=== Task to carry out ===
Retype the whole listing below, character for character.

=== Dataset rows ===
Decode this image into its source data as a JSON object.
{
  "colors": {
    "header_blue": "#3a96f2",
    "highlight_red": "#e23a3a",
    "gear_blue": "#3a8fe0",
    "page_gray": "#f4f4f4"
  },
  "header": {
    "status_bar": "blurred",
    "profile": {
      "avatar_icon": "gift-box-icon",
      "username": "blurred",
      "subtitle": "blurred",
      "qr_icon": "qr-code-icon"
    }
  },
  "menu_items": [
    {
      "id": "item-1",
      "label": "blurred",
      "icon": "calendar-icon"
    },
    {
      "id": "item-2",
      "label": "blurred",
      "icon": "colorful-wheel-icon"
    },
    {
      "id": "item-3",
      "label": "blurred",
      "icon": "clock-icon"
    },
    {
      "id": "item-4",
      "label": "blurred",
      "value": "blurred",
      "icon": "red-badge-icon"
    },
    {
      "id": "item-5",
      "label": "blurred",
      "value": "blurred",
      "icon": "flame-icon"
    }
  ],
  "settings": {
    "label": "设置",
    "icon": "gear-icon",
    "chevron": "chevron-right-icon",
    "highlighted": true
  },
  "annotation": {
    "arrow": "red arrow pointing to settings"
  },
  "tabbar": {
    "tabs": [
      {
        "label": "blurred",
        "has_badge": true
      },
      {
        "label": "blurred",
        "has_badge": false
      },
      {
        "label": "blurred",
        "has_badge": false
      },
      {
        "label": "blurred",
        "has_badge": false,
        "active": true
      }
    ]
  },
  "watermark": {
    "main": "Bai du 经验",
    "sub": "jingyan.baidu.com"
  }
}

=== Solution to the exercise ===
Decode this image into its source data as a JSON object.
{
  "colors": {
    "header_blue": "#3a96f2",
    "highlight_red": "#e23a3a",
    "gear_blue": "#3a8fe0",
    "page_gray": "#f4f4f4"
  },
  "header": {
    "status_bar": "blurred",
    "profile": {
      "avatar_icon": "gift-box-icon",
      "username": "blurred",
      "subtitle": "blurred",
      "qr_icon": "qr-code-icon"
    }
  },
  "menu_items": [
    {
      "id": "item-1",
      "label": "blurred",
      "icon": "calendar-icon"
    },
    {
      "id": "item-2",
      "label": "blurred",
      "icon": "colorful-wheel-icon"
    },
    {
      "id": "item-3",
      "label": "blurred",
      "icon": "clock-icon"
    },
    {
      "id": "item-4",
      "label": "blurred",
      "value": "blurred",
      "icon": "red-badge-icon"
    },
    {
      "id": "item-5",
      "label": "blurred",
      "value": "blurred",
      "icon": "flame-icon"
    }
  ],
  "settings": {
    "label": "设置",
    "icon": "gear-icon",
    "chevron": "chevron-right-icon",
    "highlighted": true
  },
  "annotation": {
    "arrow": "red arrow pointing to settings"
  },
  "tabbar": {
    "tabs": [
      {
        "label": "blurred",
        "has_badge": true
      },
      {
        "label": "blurred",
        "has_badge": false
      },
      {
        "label": "blurred",
        "has_badge": false
      },
      {
        "label": "blurred",
        "has_badge": false,
        "active": true
      }
    ]
  },
  "watermark": {
    "main": "Bai du 经验",
    "sub": "jingyan.baidu.com"
  }
}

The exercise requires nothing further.